### STATED PROBLEM
Look through the material below. Copy every line with the string "Psyche" in it.

### SUPPLIED MATERIAL
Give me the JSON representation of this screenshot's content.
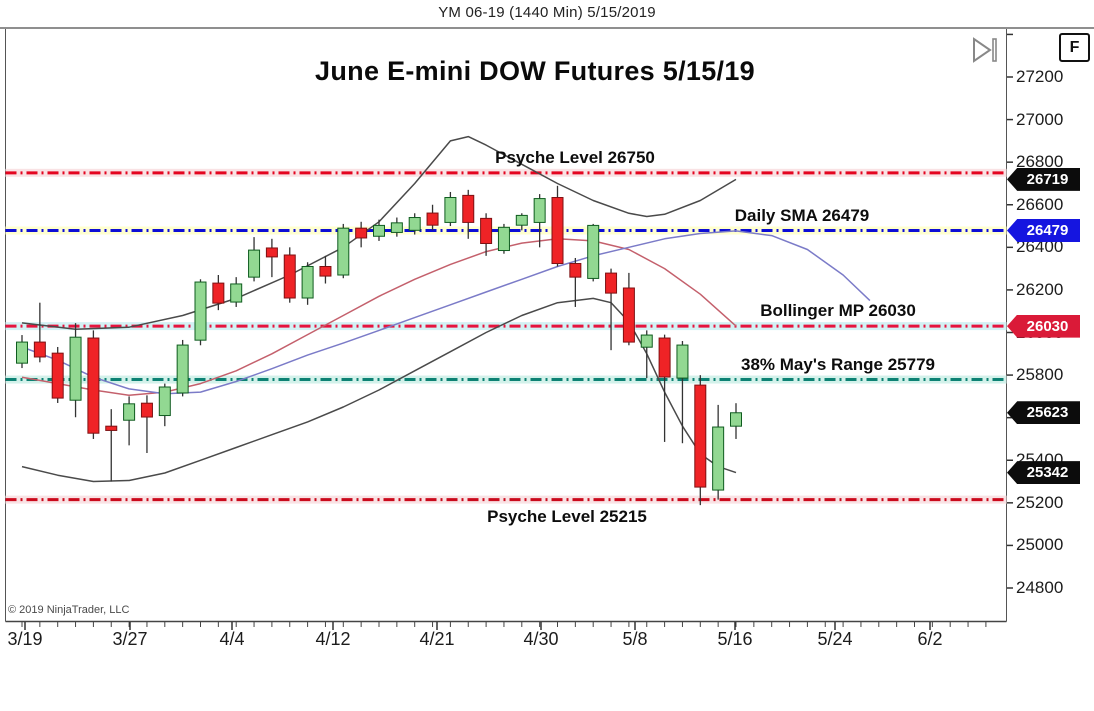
{
  "header": {
    "title": "YM 06-19 (1440 Min)  5/15/2019"
  },
  "toolbar": {
    "f_button": "F",
    "skip_icon_name": "skip-to-end-icon"
  },
  "watermark": "© 2019 NinjaTrader, LLC",
  "chart_data": {
    "type": "candlestick",
    "title": "June E-mini DOW Futures 5/15/19",
    "ylim": [
      24700,
      27450
    ],
    "grid": false,
    "y_ticks": [
      27400,
      27200,
      27000,
      26800,
      26600,
      26400,
      26200,
      26000,
      25800,
      25600,
      25400,
      25200,
      25000,
      24800
    ],
    "y_tick_labeled_max": 27200,
    "x_axis": {
      "labels": [
        "3/19",
        "3/27",
        "4/4",
        "4/12",
        "4/21",
        "4/30",
        "5/8",
        "5/16",
        "5/24",
        "6/2"
      ],
      "label_x": [
        25,
        130,
        232,
        333,
        437,
        541,
        635,
        735,
        835,
        930
      ]
    },
    "candles": {
      "up_color": "#92d892",
      "up_border": "#0f5c1f",
      "down_color": "#ef2326",
      "down_border": "#7e1113",
      "wick_color": "#333333",
      "dates": [
        "3/19",
        "3/20",
        "3/21",
        "3/22",
        "3/25",
        "3/26",
        "3/27",
        "3/28",
        "3/29",
        "4/1",
        "4/2",
        "4/3",
        "4/4",
        "4/5",
        "4/8",
        "4/9",
        "4/10",
        "4/11",
        "4/12",
        "4/15",
        "4/16",
        "4/17",
        "4/18",
        "4/22",
        "4/23",
        "4/24",
        "4/25",
        "4/26",
        "4/29",
        "4/30",
        "5/1",
        "5/2",
        "5/3",
        "5/6",
        "5/7",
        "5/8",
        "5/9",
        "5/10",
        "5/13",
        "5/14",
        "5/15"
      ],
      "open": [
        25856,
        25955,
        25903,
        25682,
        25974,
        25560,
        25588,
        25668,
        25610,
        25716,
        25964,
        26232,
        26143,
        26260,
        26397,
        26364,
        26162,
        26310,
        26270,
        26490,
        26452,
        26470,
        26480,
        26561,
        26517,
        26644,
        26536,
        26385,
        26504,
        26517,
        26634,
        26324,
        26254,
        26279,
        26209,
        25931,
        25974,
        25786,
        25753,
        25260,
        25560
      ],
      "high": [
        25988,
        26140,
        25932,
        26044,
        26010,
        25640,
        25700,
        25705,
        25760,
        25965,
        26250,
        26270,
        26260,
        26448,
        26440,
        26400,
        26330,
        26360,
        26510,
        26520,
        26530,
        26540,
        26560,
        26600,
        26660,
        26670,
        26560,
        26510,
        26560,
        26650,
        26689,
        26350,
        26510,
        26300,
        26280,
        26010,
        25990,
        25960,
        25800,
        25660,
        25668
      ],
      "low": [
        25833,
        25860,
        25669,
        25602,
        25500,
        25300,
        25470,
        25434,
        25560,
        25700,
        25940,
        26105,
        26120,
        26240,
        26260,
        26140,
        26130,
        26230,
        26255,
        26400,
        26430,
        26450,
        26460,
        26480,
        26500,
        26440,
        26360,
        26370,
        26480,
        26400,
        26310,
        26120,
        26240,
        25917,
        25940,
        25786,
        25486,
        25480,
        25189,
        25215,
        25500
      ],
      "close": [
        25955,
        25885,
        25692,
        25978,
        25527,
        25540,
        25665,
        25603,
        25744,
        25941,
        26237,
        26138,
        26228,
        26387,
        26355,
        26162,
        26310,
        26265,
        26490,
        26444,
        26503,
        26515,
        26540,
        26504,
        26634,
        26517,
        26418,
        26494,
        26550,
        26629,
        26324,
        26260,
        26503,
        26185,
        25955,
        25988,
        25791,
        25941,
        25274,
        25556,
        25623
      ]
    },
    "overlays": [
      {
        "name": "bollinger-upper-band",
        "color": "#4a4a4a",
        "width": 1.5,
        "points": [
          [
            0,
            26045
          ],
          [
            3,
            26015
          ],
          [
            6,
            26025
          ],
          [
            9,
            26080
          ],
          [
            12,
            26160
          ],
          [
            15,
            26270
          ],
          [
            18,
            26400
          ],
          [
            20,
            26520
          ],
          [
            22,
            26700
          ],
          [
            24,
            26900
          ],
          [
            25,
            26920
          ],
          [
            26,
            26880
          ],
          [
            28,
            26790
          ],
          [
            30,
            26700
          ],
          [
            32,
            26620
          ],
          [
            34,
            26560
          ],
          [
            35,
            26545
          ],
          [
            36,
            26555
          ],
          [
            38,
            26620
          ],
          [
            40,
            26719
          ]
        ]
      },
      {
        "name": "bollinger-lower-band",
        "color": "#4a4a4a",
        "width": 1.5,
        "points": [
          [
            0,
            25370
          ],
          [
            2,
            25330
          ],
          [
            4,
            25300
          ],
          [
            6,
            25305
          ],
          [
            8,
            25340
          ],
          [
            10,
            25400
          ],
          [
            12,
            25460
          ],
          [
            14,
            25520
          ],
          [
            16,
            25580
          ],
          [
            18,
            25650
          ],
          [
            20,
            25730
          ],
          [
            22,
            25820
          ],
          [
            24,
            25910
          ],
          [
            26,
            26000
          ],
          [
            28,
            26080
          ],
          [
            30,
            26140
          ],
          [
            32,
            26160
          ],
          [
            33,
            26140
          ],
          [
            34,
            26050
          ],
          [
            35,
            25900
          ],
          [
            36,
            25720
          ],
          [
            37,
            25560
          ],
          [
            38,
            25430
          ],
          [
            39,
            25370
          ],
          [
            40,
            25342
          ]
        ]
      },
      {
        "name": "bollinger-midline",
        "color": "#c4606c",
        "width": 1.5,
        "points": [
          [
            0,
            25790
          ],
          [
            2,
            25760
          ],
          [
            4,
            25730
          ],
          [
            6,
            25705
          ],
          [
            8,
            25720
          ],
          [
            10,
            25760
          ],
          [
            12,
            25820
          ],
          [
            14,
            25900
          ],
          [
            16,
            25990
          ],
          [
            18,
            26080
          ],
          [
            20,
            26170
          ],
          [
            22,
            26250
          ],
          [
            24,
            26320
          ],
          [
            26,
            26380
          ],
          [
            28,
            26420
          ],
          [
            30,
            26440
          ],
          [
            32,
            26430
          ],
          [
            34,
            26390
          ],
          [
            36,
            26300
          ],
          [
            38,
            26180
          ],
          [
            40,
            26030
          ]
        ]
      },
      {
        "name": "daily-sma-curve",
        "color": "#7b7bc8",
        "width": 1.5,
        "points": [
          [
            0,
            25932
          ],
          [
            2,
            25870
          ],
          [
            4,
            25790
          ],
          [
            6,
            25735
          ],
          [
            8,
            25712
          ],
          [
            10,
            25720
          ],
          [
            12,
            25770
          ],
          [
            14,
            25830
          ],
          [
            16,
            25894
          ],
          [
            18,
            25950
          ],
          [
            20,
            26010
          ],
          [
            22,
            26070
          ],
          [
            24,
            26130
          ],
          [
            26,
            26190
          ],
          [
            28,
            26250
          ],
          [
            30,
            26310
          ],
          [
            32,
            26360
          ],
          [
            34,
            26400
          ],
          [
            36,
            26440
          ],
          [
            38,
            26465
          ],
          [
            40,
            26477
          ],
          [
            42,
            26455
          ],
          [
            44,
            26390
          ],
          [
            46,
            26270
          ],
          [
            47.5,
            26150
          ]
        ]
      }
    ],
    "rays": [
      {
        "label": "Psyche Level 26750",
        "value": 26750,
        "color": "#e40520",
        "glow": "#f9e2e4",
        "label_x": 575,
        "label_side": "above"
      },
      {
        "label": "Daily SMA 26479",
        "value": 26479,
        "color": "#0d0dd6",
        "glow": "#ffffcf",
        "label_x": 802,
        "label_side": "above"
      },
      {
        "label": "Bollinger MP 26030",
        "value": 26030,
        "color": "#e6143e",
        "glow": "#d3f1f4",
        "label_x": 838,
        "label_side": "above"
      },
      {
        "label": "38% May's Range 25779",
        "value": 25779,
        "color": "#0d8274",
        "glow": "#d3f1ea",
        "label_x": 838,
        "label_side": "above"
      },
      {
        "label": "Psyche Level 25215",
        "value": 25215,
        "color": "#cb0a1c",
        "glow": "#f9e2e4",
        "label_x": 567,
        "label_side": "below"
      }
    ],
    "price_tags": [
      {
        "value": "26719",
        "price": 26719,
        "color": "#0c0c0c"
      },
      {
        "value": "26479",
        "price": 26479,
        "color": "#1515e0"
      },
      {
        "value": "26030",
        "price": 26030,
        "color": "#da1a38"
      },
      {
        "value": "25623",
        "price": 25623,
        "color": "#0c0c0c"
      },
      {
        "value": "25342",
        "price": 25342,
        "color": "#0c0c0c"
      }
    ]
  }
}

### COMPLETED TASK
        "label": "Psyche Level 26750",
        "label": "Psyche Level 25215",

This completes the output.